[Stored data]
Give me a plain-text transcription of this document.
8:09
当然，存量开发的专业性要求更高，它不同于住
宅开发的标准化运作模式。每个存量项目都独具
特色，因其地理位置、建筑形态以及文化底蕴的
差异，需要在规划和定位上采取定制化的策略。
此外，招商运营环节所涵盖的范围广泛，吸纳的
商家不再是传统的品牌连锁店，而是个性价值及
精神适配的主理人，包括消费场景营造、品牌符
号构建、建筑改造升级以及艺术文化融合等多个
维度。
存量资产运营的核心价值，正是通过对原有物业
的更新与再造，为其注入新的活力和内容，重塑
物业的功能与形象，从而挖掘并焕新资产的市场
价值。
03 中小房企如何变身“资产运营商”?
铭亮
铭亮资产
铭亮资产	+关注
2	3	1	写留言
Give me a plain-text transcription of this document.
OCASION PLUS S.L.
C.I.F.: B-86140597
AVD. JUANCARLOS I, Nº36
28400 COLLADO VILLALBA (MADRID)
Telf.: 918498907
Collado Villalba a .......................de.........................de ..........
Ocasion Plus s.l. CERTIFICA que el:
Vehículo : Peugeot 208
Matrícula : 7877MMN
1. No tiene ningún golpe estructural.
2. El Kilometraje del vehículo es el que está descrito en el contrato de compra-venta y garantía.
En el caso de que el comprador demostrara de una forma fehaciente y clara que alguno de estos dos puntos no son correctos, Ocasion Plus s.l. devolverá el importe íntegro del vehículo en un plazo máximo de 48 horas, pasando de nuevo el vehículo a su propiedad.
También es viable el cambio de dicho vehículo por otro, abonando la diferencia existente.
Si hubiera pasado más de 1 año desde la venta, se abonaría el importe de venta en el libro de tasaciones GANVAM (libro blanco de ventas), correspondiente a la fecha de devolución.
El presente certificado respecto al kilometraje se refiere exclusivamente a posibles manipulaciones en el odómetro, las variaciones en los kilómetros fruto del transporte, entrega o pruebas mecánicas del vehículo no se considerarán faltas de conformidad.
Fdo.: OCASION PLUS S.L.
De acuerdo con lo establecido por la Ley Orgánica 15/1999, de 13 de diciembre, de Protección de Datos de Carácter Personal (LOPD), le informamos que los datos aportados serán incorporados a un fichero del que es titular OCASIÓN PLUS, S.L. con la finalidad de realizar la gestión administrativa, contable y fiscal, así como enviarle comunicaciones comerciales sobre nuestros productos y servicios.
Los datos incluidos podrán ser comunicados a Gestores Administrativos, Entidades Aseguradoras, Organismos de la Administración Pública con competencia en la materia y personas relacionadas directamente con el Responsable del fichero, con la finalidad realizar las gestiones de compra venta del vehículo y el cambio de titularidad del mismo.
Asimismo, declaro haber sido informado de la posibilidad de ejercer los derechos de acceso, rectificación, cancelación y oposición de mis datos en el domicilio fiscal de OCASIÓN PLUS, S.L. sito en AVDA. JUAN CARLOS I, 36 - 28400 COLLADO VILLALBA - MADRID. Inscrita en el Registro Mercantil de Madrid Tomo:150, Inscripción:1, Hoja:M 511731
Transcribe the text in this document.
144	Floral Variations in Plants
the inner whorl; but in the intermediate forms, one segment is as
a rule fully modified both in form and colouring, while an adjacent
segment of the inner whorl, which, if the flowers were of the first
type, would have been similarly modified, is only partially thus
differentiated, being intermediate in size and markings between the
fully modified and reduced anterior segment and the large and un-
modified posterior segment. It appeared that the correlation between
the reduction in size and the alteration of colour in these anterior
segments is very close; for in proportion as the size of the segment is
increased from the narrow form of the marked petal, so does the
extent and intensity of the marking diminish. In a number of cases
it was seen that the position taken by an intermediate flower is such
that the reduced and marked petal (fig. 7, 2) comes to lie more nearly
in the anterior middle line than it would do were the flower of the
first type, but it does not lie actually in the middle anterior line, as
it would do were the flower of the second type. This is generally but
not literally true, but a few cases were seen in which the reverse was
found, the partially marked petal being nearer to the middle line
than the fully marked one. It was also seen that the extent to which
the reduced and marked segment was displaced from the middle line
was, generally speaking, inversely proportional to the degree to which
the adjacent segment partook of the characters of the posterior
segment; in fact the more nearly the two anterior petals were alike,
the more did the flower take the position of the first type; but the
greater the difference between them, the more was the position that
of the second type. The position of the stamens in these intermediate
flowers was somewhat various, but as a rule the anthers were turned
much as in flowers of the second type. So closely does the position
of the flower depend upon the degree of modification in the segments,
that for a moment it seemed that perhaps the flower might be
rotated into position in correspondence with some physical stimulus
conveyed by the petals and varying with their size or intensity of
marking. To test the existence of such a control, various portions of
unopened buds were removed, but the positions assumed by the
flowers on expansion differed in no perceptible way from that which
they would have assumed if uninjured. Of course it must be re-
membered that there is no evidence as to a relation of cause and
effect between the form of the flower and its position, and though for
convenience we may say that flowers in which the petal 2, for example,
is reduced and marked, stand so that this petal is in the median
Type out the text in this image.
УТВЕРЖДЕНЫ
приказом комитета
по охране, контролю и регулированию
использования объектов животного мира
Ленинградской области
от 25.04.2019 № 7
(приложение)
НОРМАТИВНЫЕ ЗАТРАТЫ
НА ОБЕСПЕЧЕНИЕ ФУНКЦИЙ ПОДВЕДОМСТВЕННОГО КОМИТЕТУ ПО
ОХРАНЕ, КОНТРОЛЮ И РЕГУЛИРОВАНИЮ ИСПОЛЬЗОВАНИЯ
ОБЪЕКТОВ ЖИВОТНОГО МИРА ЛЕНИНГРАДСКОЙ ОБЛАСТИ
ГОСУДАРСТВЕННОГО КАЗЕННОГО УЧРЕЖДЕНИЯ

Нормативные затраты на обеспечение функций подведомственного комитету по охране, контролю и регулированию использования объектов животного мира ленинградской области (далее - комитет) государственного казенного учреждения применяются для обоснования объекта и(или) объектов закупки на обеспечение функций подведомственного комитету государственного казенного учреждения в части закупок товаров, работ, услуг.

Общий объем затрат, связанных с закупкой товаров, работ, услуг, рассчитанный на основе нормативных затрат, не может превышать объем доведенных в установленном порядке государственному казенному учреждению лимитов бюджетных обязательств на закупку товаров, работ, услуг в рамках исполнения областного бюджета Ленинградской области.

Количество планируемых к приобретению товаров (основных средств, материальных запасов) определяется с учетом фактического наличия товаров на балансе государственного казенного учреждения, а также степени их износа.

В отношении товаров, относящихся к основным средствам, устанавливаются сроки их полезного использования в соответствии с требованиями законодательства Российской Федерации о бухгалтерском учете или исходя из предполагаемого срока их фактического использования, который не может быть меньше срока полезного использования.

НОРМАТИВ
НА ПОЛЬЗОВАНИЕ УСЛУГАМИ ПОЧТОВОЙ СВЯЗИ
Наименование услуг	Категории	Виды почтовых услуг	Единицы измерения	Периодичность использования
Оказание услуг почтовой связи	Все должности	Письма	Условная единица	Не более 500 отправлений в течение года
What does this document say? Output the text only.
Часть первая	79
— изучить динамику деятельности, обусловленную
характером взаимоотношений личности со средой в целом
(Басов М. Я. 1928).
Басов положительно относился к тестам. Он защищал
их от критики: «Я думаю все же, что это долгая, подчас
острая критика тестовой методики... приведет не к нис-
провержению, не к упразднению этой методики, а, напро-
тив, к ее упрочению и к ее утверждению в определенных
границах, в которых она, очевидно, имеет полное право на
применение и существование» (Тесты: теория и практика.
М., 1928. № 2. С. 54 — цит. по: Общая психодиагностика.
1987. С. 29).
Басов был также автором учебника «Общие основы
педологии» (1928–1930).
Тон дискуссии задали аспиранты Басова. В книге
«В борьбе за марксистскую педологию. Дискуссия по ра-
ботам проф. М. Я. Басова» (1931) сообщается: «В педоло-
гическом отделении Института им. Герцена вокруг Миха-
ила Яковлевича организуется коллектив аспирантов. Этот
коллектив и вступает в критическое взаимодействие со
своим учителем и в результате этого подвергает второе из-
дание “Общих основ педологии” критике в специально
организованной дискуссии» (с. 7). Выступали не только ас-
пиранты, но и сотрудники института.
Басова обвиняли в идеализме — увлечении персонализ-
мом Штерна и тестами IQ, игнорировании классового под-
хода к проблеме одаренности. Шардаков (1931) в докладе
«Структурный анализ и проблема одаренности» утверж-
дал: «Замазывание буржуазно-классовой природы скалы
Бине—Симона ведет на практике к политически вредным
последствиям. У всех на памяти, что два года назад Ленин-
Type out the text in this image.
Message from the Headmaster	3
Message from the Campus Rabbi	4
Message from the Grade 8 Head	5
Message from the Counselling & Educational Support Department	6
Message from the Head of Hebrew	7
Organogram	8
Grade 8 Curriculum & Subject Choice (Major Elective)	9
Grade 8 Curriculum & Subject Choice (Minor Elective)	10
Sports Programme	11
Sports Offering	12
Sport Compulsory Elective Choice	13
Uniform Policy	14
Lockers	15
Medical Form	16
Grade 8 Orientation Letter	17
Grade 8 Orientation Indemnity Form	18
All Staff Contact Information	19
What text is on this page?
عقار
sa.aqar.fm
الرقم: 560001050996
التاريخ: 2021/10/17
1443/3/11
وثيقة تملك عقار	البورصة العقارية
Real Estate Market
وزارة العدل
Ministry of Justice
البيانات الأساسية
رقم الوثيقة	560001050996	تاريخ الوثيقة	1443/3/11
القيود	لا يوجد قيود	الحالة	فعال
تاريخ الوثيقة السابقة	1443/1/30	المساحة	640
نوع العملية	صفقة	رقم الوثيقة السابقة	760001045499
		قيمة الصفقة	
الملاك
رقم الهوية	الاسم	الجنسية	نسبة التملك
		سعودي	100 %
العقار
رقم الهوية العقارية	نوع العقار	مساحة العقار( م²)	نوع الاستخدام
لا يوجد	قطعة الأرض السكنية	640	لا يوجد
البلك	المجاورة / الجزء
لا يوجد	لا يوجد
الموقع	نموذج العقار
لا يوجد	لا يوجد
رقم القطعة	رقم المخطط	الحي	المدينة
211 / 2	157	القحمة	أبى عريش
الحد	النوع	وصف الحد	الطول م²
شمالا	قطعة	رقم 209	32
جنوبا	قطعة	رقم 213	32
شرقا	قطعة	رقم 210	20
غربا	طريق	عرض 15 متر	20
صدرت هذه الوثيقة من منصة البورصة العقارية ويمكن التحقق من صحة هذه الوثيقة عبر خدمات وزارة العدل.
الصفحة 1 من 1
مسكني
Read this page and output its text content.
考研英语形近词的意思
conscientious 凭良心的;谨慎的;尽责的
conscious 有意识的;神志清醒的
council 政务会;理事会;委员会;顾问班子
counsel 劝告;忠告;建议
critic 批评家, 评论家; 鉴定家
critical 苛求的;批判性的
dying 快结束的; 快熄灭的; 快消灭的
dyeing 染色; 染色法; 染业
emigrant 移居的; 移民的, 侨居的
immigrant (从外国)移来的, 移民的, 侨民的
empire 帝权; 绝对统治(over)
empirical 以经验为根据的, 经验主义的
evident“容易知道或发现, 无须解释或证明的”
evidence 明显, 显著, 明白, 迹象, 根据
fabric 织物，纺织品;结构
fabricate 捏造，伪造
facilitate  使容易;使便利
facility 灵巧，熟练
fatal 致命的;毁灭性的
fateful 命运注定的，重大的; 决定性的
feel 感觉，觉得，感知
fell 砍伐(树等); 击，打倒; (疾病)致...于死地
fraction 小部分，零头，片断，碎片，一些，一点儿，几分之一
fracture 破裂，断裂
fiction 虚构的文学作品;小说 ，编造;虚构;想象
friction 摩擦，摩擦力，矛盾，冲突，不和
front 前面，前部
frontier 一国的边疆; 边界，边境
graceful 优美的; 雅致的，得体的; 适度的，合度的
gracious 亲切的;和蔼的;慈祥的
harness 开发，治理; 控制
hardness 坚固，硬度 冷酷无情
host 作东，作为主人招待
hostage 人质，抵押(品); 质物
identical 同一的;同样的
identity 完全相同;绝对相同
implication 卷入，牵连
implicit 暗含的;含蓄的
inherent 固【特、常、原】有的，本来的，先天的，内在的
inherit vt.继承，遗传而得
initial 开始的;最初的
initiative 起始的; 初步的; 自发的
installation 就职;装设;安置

Work to complete
Pull out all lines of the data with the string "adjacent".

Solution
a rule fully modified both in form and colouring, while an adjacent
the adjacent segment partook of the characters of the posterior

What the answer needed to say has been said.